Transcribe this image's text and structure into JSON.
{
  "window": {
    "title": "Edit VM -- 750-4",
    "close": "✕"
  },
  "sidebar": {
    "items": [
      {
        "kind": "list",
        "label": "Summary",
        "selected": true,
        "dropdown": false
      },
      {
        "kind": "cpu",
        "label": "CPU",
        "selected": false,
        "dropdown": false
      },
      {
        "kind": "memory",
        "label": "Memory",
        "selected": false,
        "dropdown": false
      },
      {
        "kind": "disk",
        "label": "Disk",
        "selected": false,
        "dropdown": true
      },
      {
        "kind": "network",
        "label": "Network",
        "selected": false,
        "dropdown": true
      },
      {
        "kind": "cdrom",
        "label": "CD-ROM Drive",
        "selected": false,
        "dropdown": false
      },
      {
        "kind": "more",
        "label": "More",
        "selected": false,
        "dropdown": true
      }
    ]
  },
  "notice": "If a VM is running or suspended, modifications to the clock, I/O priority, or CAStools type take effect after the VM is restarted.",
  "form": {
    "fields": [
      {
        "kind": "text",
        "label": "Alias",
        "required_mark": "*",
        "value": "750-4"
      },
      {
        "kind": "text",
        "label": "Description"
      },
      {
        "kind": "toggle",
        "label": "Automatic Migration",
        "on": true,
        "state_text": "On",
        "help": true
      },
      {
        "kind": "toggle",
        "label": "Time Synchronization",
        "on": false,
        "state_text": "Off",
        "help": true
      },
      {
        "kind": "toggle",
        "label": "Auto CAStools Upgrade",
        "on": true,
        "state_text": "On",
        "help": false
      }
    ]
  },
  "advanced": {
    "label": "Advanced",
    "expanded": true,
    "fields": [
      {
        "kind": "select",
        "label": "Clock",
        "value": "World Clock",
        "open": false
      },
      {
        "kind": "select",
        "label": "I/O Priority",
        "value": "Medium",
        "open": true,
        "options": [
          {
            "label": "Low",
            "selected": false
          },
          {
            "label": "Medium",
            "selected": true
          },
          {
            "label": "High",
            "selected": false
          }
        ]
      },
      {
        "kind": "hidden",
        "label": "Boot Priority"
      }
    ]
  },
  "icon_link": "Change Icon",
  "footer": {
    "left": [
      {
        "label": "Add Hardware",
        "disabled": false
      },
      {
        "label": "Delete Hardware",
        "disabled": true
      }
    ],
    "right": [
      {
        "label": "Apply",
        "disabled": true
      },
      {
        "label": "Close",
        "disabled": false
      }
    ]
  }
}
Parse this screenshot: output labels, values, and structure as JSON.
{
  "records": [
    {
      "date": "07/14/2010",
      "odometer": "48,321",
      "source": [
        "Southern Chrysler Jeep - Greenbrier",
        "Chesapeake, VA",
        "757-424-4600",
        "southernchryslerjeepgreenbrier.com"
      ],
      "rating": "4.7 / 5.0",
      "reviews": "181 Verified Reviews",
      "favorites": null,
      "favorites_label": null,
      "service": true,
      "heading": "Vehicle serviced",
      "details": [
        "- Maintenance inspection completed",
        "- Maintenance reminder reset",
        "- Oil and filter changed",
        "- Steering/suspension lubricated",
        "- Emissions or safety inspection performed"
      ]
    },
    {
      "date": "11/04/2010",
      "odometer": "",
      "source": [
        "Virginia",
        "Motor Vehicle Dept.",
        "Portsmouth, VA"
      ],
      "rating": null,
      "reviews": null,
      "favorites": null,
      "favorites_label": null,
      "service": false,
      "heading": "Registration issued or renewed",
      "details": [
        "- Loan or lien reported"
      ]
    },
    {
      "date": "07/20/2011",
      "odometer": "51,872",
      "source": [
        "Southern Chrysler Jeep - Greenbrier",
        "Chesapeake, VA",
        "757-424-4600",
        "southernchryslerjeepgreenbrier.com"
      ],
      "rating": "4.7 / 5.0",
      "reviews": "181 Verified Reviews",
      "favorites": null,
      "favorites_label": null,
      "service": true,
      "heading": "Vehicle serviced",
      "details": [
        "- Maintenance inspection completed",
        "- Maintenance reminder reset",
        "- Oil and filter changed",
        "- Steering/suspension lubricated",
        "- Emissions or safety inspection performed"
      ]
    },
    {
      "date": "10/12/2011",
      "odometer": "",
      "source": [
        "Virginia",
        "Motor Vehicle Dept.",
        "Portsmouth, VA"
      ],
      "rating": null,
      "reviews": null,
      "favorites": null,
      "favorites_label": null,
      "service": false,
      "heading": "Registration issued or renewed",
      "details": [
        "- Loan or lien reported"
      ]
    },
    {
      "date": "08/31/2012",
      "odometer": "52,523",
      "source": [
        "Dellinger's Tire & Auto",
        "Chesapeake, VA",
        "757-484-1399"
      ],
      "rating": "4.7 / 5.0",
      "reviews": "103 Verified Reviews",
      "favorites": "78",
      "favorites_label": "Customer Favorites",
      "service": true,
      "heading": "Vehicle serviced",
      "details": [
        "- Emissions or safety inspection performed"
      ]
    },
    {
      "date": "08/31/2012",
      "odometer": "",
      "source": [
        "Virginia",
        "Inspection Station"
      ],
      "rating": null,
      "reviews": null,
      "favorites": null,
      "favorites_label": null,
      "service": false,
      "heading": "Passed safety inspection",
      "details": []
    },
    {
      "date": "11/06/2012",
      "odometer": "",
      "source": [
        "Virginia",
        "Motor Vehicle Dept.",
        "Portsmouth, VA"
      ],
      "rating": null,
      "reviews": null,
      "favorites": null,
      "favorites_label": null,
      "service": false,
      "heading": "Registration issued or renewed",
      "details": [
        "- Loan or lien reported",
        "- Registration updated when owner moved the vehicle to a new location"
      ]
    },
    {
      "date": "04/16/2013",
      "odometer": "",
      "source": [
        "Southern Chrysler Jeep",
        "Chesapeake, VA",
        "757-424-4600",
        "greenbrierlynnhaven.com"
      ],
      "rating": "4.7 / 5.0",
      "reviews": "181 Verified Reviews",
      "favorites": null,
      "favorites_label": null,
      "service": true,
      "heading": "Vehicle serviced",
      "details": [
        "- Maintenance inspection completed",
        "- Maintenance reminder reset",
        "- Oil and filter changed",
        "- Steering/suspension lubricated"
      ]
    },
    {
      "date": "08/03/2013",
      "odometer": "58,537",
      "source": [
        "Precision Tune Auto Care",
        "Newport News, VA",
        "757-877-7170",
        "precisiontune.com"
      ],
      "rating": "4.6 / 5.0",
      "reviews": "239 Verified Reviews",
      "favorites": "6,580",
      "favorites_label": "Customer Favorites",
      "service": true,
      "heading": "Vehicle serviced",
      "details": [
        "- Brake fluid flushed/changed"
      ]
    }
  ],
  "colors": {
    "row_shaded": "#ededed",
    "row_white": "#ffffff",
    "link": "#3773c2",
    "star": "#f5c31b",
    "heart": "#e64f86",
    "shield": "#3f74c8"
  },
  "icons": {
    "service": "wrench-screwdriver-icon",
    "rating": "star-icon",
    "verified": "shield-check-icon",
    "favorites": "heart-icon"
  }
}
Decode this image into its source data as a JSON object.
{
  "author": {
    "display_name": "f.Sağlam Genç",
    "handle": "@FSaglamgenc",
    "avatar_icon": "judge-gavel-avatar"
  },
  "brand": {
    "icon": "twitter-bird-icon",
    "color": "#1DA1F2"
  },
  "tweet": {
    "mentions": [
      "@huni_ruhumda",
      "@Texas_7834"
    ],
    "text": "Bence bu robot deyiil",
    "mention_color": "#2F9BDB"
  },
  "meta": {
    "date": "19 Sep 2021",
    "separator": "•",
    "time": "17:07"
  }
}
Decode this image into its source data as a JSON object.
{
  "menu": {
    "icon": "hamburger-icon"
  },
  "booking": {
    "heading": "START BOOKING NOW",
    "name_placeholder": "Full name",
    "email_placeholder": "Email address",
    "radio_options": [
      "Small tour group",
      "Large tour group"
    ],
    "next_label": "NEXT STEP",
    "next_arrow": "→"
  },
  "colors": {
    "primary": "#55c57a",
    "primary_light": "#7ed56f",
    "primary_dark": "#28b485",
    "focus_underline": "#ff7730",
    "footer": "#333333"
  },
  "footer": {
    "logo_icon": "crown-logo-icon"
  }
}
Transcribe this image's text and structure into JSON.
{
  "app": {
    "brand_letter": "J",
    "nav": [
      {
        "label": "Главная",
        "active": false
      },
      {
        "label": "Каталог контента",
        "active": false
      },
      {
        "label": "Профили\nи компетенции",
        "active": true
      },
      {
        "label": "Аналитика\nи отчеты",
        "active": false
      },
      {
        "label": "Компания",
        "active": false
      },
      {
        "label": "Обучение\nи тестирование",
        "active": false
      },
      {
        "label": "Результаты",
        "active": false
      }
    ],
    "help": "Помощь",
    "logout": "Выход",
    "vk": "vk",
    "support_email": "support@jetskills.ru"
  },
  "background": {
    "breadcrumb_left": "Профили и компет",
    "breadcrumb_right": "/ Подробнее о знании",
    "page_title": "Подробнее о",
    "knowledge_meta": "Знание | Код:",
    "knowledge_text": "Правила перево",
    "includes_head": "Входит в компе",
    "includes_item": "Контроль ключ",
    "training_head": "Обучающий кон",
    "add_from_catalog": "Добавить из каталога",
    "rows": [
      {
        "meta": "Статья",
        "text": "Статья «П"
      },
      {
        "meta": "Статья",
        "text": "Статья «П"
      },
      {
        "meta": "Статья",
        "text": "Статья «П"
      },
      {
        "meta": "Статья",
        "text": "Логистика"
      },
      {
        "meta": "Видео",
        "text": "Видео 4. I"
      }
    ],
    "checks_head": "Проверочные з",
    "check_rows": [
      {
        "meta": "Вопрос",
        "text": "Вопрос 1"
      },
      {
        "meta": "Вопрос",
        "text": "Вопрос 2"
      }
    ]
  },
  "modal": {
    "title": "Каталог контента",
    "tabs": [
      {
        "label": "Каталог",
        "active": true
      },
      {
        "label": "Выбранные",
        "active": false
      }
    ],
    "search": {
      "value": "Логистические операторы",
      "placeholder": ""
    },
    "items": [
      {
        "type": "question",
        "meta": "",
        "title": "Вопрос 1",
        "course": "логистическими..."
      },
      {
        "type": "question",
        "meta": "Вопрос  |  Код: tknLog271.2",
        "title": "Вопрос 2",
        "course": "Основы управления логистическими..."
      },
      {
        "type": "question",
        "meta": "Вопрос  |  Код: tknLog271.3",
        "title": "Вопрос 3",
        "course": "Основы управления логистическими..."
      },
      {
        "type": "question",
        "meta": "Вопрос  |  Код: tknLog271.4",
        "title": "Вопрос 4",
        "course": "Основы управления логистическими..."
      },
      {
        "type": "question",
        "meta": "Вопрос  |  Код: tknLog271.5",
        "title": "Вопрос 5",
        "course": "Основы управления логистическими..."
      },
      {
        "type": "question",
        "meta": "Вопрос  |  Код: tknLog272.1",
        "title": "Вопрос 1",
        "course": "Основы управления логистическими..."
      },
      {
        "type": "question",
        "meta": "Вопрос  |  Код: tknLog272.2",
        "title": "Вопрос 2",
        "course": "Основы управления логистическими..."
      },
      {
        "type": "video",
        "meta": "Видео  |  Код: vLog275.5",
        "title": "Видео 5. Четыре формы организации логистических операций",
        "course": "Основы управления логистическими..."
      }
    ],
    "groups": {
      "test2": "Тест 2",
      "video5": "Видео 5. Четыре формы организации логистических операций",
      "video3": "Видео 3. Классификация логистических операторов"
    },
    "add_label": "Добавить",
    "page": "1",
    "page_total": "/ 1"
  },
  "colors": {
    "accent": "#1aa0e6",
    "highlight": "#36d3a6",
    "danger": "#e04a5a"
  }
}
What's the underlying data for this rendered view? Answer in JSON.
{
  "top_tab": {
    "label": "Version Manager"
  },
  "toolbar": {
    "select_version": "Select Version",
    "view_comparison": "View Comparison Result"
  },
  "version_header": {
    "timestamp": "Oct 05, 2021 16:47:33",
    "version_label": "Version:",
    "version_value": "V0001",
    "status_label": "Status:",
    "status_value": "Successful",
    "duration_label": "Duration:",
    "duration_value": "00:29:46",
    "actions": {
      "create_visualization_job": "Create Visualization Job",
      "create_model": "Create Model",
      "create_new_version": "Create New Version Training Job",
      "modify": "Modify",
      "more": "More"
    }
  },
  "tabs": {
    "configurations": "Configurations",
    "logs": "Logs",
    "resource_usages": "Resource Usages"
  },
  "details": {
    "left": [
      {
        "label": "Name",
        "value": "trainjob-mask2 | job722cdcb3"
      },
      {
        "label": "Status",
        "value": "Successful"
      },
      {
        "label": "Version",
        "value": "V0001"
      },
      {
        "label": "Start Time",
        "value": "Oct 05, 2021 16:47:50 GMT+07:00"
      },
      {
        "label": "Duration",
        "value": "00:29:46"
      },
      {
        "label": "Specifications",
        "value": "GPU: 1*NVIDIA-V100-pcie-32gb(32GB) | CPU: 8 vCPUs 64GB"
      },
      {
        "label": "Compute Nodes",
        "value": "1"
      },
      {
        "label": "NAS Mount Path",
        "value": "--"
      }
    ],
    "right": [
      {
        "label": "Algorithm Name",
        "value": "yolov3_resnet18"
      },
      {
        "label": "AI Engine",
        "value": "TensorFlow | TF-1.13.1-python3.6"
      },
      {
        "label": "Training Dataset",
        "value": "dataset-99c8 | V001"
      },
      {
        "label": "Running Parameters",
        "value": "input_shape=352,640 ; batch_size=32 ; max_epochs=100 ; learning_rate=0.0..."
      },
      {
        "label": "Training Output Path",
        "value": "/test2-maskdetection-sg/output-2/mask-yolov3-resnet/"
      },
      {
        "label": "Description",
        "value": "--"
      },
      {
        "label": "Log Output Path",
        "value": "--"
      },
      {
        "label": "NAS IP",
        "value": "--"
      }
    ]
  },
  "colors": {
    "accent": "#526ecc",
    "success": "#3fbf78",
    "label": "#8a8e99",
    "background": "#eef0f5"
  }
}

^^^^^^^^^^^^^^^^

Written instruction -> Indicate how many lines of the material contain the string "Подробнее", giving the number and nothing more.

The response -> 2